## WHAT YOU WILL DO:
Please recast the records from the start through the line containing "page-title: 5대 은행" as a Markdown table, both ends included and blank lines omitted. Use the columns Row and Line, giving each line's row number and its text.

(Data items)
┏━━

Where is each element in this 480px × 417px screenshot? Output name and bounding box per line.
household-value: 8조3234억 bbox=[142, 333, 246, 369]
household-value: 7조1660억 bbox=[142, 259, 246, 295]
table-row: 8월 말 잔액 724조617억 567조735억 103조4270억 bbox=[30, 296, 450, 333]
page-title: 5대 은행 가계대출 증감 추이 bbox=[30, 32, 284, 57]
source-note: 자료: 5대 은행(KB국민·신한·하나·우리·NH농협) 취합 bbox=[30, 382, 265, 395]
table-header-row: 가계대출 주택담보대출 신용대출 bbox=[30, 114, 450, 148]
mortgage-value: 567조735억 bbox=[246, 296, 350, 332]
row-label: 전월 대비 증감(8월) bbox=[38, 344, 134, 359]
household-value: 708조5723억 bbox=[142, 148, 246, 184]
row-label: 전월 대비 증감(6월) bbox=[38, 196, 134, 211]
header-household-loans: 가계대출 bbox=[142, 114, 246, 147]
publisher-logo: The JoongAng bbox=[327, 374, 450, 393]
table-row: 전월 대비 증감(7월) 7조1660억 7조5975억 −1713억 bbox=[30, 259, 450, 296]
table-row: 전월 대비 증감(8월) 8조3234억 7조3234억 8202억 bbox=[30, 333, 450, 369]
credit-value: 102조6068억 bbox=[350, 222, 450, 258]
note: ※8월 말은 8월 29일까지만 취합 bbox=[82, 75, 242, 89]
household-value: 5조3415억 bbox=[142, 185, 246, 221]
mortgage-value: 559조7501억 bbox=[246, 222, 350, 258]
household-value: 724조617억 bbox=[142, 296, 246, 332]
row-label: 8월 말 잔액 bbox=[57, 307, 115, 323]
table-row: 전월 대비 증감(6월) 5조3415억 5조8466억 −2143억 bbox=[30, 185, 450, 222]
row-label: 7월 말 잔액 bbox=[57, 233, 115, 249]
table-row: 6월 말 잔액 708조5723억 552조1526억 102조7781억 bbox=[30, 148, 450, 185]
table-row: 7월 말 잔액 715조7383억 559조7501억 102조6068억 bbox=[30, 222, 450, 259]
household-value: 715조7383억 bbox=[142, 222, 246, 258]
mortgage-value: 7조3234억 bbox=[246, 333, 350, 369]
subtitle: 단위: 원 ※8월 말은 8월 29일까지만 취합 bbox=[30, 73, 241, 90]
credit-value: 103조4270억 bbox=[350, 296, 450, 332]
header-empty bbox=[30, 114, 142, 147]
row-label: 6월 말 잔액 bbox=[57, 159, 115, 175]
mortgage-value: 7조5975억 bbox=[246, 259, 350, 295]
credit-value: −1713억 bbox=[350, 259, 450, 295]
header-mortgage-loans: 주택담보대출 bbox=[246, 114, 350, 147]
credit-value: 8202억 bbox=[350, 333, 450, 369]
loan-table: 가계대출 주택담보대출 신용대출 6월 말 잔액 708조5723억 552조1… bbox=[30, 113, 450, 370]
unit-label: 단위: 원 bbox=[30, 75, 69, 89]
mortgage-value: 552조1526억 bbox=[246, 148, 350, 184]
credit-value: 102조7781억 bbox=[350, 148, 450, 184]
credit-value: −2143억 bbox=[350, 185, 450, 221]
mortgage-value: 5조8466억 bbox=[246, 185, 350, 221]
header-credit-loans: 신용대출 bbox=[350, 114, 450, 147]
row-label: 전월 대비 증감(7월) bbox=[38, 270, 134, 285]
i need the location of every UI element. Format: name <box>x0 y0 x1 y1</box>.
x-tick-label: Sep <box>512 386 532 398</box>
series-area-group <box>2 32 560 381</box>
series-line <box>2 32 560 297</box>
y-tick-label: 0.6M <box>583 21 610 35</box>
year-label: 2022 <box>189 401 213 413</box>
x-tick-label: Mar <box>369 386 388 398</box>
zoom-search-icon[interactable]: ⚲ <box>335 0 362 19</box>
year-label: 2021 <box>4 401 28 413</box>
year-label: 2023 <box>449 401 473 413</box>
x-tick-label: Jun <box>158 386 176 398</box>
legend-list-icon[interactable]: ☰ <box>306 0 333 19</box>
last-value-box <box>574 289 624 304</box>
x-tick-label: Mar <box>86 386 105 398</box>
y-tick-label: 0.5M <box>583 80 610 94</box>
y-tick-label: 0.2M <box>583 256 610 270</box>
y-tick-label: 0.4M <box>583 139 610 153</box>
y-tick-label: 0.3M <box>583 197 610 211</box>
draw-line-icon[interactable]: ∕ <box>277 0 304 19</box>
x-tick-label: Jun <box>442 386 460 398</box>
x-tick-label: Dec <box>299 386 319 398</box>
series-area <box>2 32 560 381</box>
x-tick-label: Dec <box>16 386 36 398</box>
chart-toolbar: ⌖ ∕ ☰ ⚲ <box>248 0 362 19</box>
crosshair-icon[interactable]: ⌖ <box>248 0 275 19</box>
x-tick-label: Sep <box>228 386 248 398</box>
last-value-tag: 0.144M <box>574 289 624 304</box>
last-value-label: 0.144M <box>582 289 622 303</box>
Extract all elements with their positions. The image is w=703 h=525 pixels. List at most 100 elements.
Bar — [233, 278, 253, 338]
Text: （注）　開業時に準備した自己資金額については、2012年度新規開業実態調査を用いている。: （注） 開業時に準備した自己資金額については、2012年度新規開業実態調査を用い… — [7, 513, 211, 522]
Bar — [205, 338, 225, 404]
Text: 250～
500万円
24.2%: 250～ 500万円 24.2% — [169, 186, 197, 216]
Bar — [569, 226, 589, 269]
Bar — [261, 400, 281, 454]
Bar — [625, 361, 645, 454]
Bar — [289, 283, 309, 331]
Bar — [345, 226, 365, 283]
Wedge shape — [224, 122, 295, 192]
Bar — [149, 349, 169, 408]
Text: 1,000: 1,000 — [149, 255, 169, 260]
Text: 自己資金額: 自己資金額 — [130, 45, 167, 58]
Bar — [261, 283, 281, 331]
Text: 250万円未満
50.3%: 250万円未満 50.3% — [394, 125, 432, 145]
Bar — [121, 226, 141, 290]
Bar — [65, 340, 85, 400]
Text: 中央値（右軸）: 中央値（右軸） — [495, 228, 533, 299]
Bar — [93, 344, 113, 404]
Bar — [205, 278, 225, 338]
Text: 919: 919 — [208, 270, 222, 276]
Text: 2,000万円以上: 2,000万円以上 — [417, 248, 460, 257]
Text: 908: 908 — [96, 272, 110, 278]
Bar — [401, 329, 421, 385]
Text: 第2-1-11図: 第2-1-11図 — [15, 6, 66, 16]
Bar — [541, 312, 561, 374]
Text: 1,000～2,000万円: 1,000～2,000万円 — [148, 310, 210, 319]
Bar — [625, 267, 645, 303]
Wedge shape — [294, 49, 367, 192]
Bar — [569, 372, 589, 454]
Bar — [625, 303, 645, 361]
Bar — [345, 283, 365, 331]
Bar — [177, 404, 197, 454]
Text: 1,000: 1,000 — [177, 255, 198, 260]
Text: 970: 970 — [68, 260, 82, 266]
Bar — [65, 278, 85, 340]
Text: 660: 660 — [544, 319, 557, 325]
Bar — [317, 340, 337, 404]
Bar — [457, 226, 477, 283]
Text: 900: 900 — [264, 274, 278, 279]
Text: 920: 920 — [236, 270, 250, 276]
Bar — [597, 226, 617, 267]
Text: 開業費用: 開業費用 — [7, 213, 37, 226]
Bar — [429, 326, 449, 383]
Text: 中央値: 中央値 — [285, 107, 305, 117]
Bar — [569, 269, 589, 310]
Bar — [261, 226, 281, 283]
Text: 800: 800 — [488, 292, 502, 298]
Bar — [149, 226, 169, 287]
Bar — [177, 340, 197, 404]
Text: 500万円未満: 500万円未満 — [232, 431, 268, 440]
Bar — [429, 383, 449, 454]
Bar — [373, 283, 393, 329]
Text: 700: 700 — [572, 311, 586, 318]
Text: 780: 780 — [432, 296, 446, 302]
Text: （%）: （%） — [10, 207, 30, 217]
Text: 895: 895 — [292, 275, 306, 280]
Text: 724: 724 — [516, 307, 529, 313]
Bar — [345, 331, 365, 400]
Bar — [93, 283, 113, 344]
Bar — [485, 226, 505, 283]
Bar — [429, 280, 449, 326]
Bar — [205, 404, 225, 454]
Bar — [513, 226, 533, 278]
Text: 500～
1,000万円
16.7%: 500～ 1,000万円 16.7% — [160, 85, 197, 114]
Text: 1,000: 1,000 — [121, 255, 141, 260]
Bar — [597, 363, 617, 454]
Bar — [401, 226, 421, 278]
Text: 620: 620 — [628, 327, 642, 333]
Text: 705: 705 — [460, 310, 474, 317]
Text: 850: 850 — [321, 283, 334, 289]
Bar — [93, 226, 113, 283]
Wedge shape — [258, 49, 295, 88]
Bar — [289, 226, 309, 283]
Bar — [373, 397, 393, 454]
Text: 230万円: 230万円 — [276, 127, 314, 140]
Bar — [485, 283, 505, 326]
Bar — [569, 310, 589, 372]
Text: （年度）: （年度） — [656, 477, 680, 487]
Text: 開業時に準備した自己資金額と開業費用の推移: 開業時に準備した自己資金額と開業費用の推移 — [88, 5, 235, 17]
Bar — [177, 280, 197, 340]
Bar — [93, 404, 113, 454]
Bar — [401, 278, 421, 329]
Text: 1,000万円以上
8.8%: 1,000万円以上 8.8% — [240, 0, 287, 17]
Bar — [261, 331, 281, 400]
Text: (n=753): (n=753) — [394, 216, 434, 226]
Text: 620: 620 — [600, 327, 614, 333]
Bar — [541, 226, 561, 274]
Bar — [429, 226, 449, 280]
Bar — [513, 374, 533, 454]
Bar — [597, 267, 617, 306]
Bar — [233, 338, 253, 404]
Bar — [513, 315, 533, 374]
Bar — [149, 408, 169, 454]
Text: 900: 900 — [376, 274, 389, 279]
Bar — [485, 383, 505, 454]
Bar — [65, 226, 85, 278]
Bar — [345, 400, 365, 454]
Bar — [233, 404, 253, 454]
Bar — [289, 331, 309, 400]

┗━━

## RESPONSE TO THE TASK:
| Row | Line |
|---|---|
| 1 | Where is each element in this 480px × 417px screenshot? Output name and bounding box per line. |
| 2 | household-value: 8조3234억 bbox=[142, 333, 246, 369] |
| 3 | household-value: 7조1660억 bbox=[142, 259, 246, 295] |
| 4 | table-row: 8월 말 잔액 724조617억 567조735억 103조4270억 bbox=[30, 296, 450, 333] |
| 5 | page-title: 5대 은행 가계대출 증감 추이 bbox=[30, 32, 284, 57] |